**MATERIAL FOR THE TASK:**
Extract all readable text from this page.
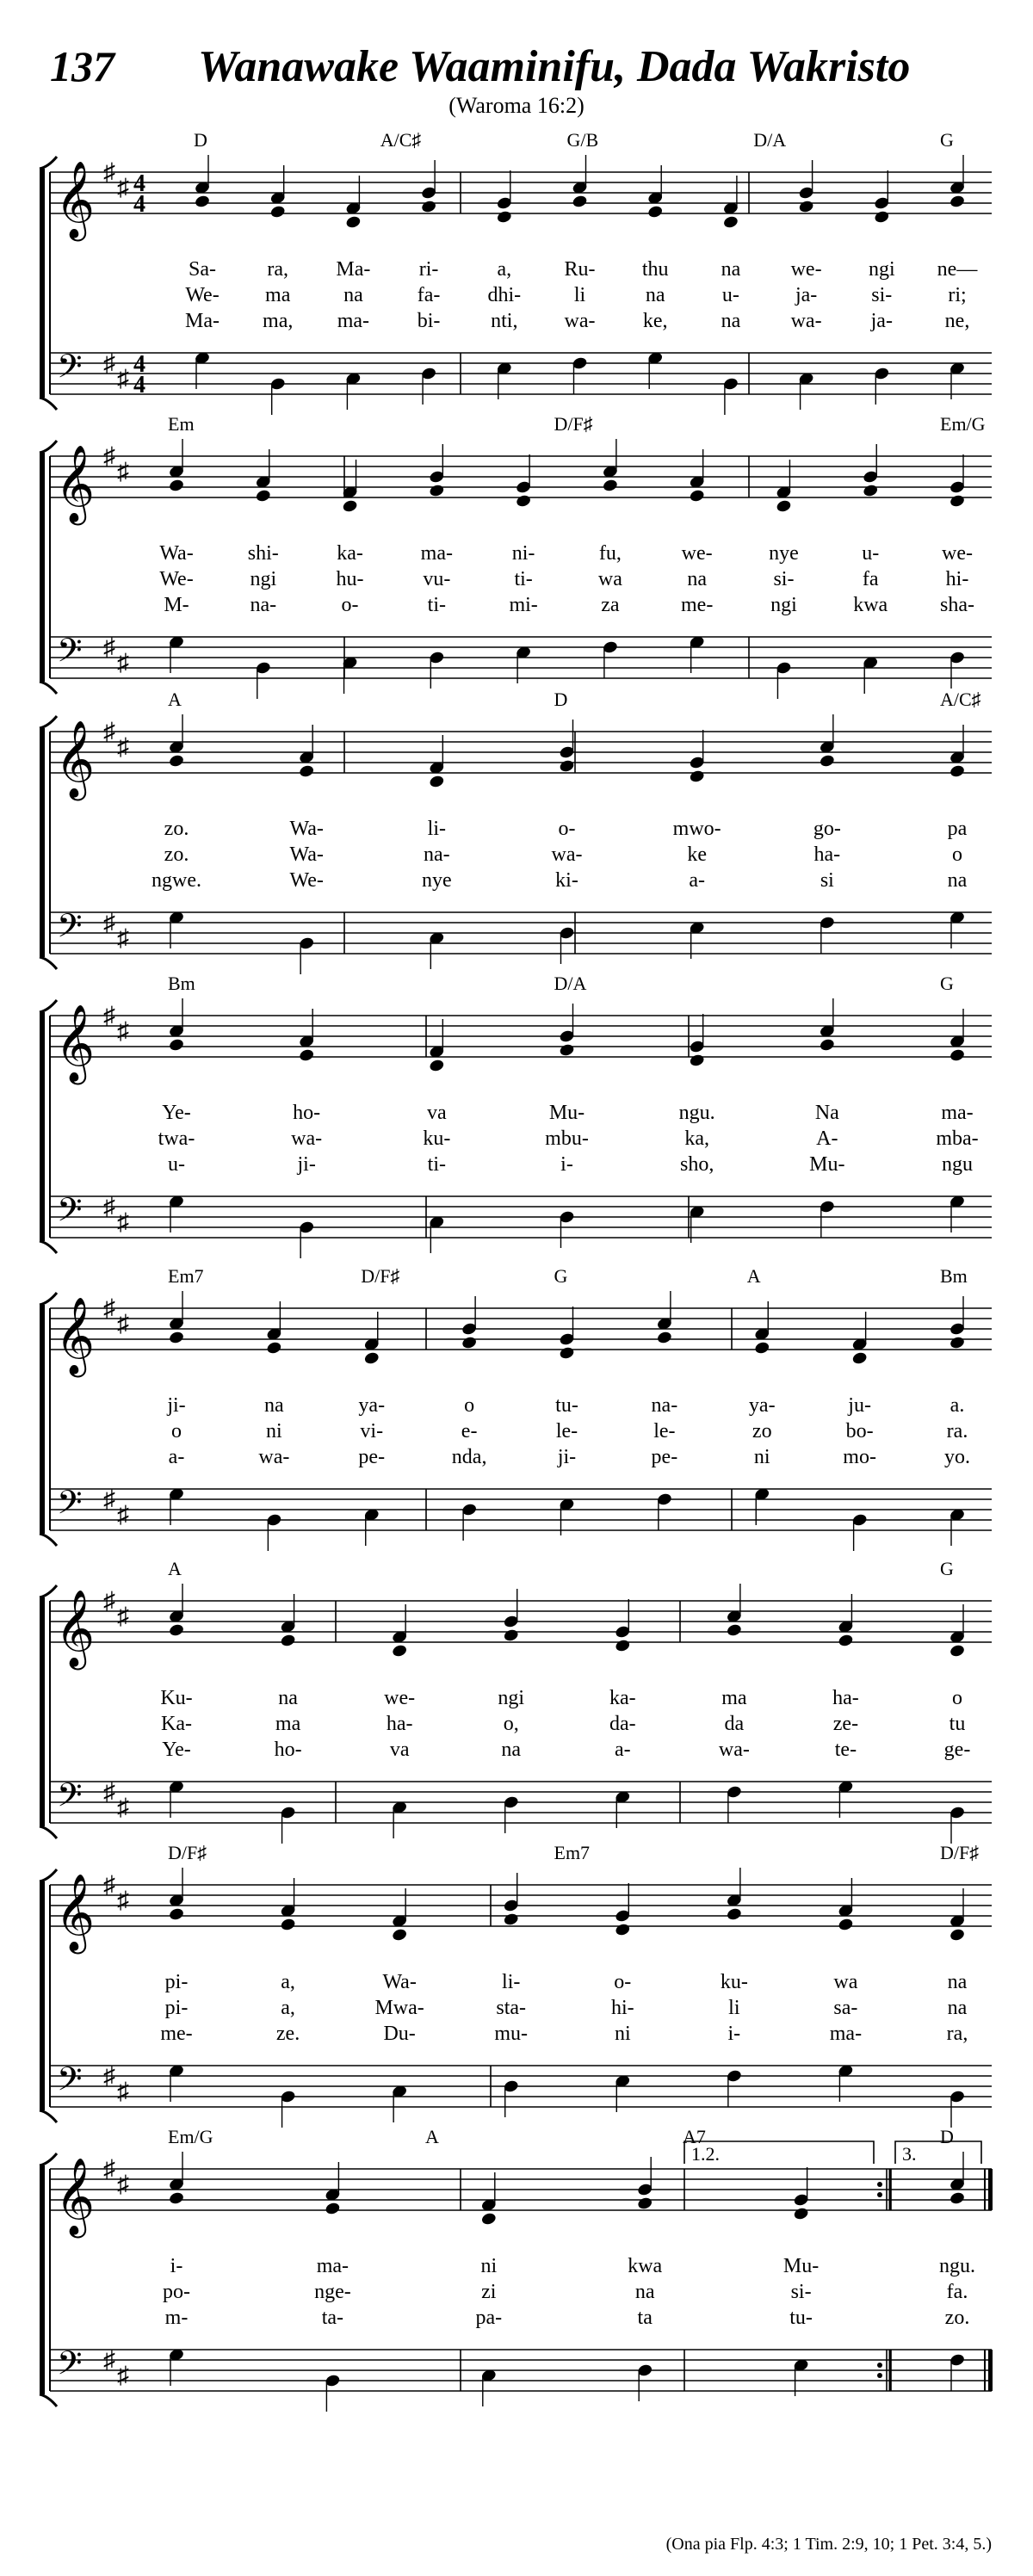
137 Wanawake Waaminifu, Dada Wakristo
(Waroma 16:2)
𝄞
𝄢
♯
♯
♯
♯
4
4
4
4
D	A/C♯	G/B	D/A	G
Sa- ra, Ma- ri-	a,	Ru- thu	na we- ngi ne—
We- ma	na	fa- dhi-	li	na	u-	ja-	si-	ri;
Ma- ma, ma- bi- nti, wa- ke,	na wa- ja-	ne,
𝄞
𝄢
♯
♯
♯
♯
Em	D/F♯	Em/G
Wa-	shi-	ka-	ma-	ni-	fu,	we-	nye	u-	we-
We-	ngi	hu-	vu-	ti-	wa	na	si-	fa	hi-
M-	na-	o-	ti-	mi-	za	me-	ngi	kwa	sha-
𝄞
𝄢
♯
♯
♯
♯
A	D	A/C♯
zo.	Wa-	li-	o-	mwo-	go-	pa
zo.	Wa-	na-	wa-	ke	ha-	o
ngwe.	We-	nye	ki-	a-	si	na
𝄞
𝄢
♯
♯
♯
♯
Bm	D/A	G
Ye-	ho-	va	Mu-	ngu.	Na	ma-
twa-	wa-	ku-	mbu-	ka,	A-	mba-
u-	ji-	ti-	i-	sho,	Mu-	ngu
𝄞
𝄢
♯
♯
♯
♯
Em7	D/F♯	G	A	Bm
ji-	na	ya-	o	tu-	na-	ya-	ju-	a.
o	ni	vi-	e-	le-	le-	zo	bo-	ra.
a-	wa-	pe-	nda,	ji-	pe-	ni	mo-	yo.
𝄞
𝄢
♯
♯
♯
♯
A	G
Ku-	na	we-	ngi	ka-	ma	ha-	o
Ka-	ma	ha-	o,	da-	da	ze-	tu
Ye-	ho-	va	na	a-	wa-	te-	ge-
𝄞
𝄢
♯
♯
♯
♯
D/F♯	Em7	D/F♯
pi-	a,	Wa-	li-	o-	ku-	wa	na
pi-	a,	Mwa-	sta-	hi-	li	sa-	na
me-	ze.	Du-	mu-	ni	i-	ma-	ra,
𝄞
𝄢
♯
♯
♯
♯
1.2.	3.
Em/G	A	A7	D
i-	ma-	ni	kwa	Mu-	ngu.
po-	nge-	zi	na	si-	fa.
m-	ta-	pa-	ta	tu-	zo.
(Ona pia Flp. 4:3; 1 Tim. 2:9, 10; 1 Pet. 3:4, 5.)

**STATED EXERCISE:** Your copy should repeat each entry above exactly but contain no pictures.

**RESULT BELOW:**
Extract all readable text from this page.
137 Wanawake Waaminifu, Dada Wakristo
(Waroma 16:2)
𝄞
𝄢
♯
♯
♯
♯
4
4
4
4
D	A/C♯	G/B	D/A	G
Sa- ra, Ma- ri-	a,	Ru- thu	na we- ngi ne—
We- ma	na	fa- dhi-	li	na	u-	ja-	si-	ri;
Ma- ma, ma- bi- nti, wa- ke,	na wa- ja-	ne,
𝄞
𝄢
♯
♯
♯
♯
Em	D/F♯	Em/G
Wa-	shi-	ka-	ma-	ni-	fu,	we-	nye	u-	we-
We-	ngi	hu-	vu-	ti-	wa	na	si-	fa	hi-
M-	na-	o-	ti-	mi-	za	me-	ngi	kwa	sha-
𝄞
𝄢
♯
♯
♯
♯
A	D	A/C♯
zo.	Wa-	li-	o-	mwo-	go-	pa
zo.	Wa-	na-	wa-	ke	ha-	o
ngwe.	We-	nye	ki-	a-	si	na
𝄞
𝄢
♯
♯
♯
♯
Bm	D/A	G
Ye-	ho-	va	Mu-	ngu.	Na	ma-
twa-	wa-	ku-	mbu-	ka,	A-	mba-
u-	ji-	ti-	i-	sho,	Mu-	ngu
𝄞
𝄢
♯
♯
♯
♯
Em7	D/F♯	G	A	Bm
ji-	na	ya-	o	tu-	na-	ya-	ju-	a.
o	ni	vi-	e-	le-	le-	zo	bo-	ra.
a-	wa-	pe-	nda,	ji-	pe-	ni	mo-	yo.
𝄞
𝄢
♯
♯
♯
♯
A	G
Ku-	na	we-	ngi	ka-	ma	ha-	o
Ka-	ma	ha-	o,	da-	da	ze-	tu
Ye-	ho-	va	na	a-	wa-	te-	ge-
𝄞
𝄢
♯
♯
♯
♯
D/F♯	Em7	D/F♯
pi-	a,	Wa-	li-	o-	ku-	wa	na
pi-	a,	Mwa-	sta-	hi-	li	sa-	na
me-	ze.	Du-	mu-	ni	i-	ma-	ra,
𝄞
𝄢
♯
♯
♯
♯
1.2.	3.
Em/G	A	A7	D
i-	ma-	ni	kwa	Mu-	ngu.
po-	nge-	zi	na	si-	fa.
m-	ta-	pa-	ta	tu-	zo.
(Ona pia Flp. 4:3; 1 Tim. 2:9, 10; 1 Pet. 3:4, 5.)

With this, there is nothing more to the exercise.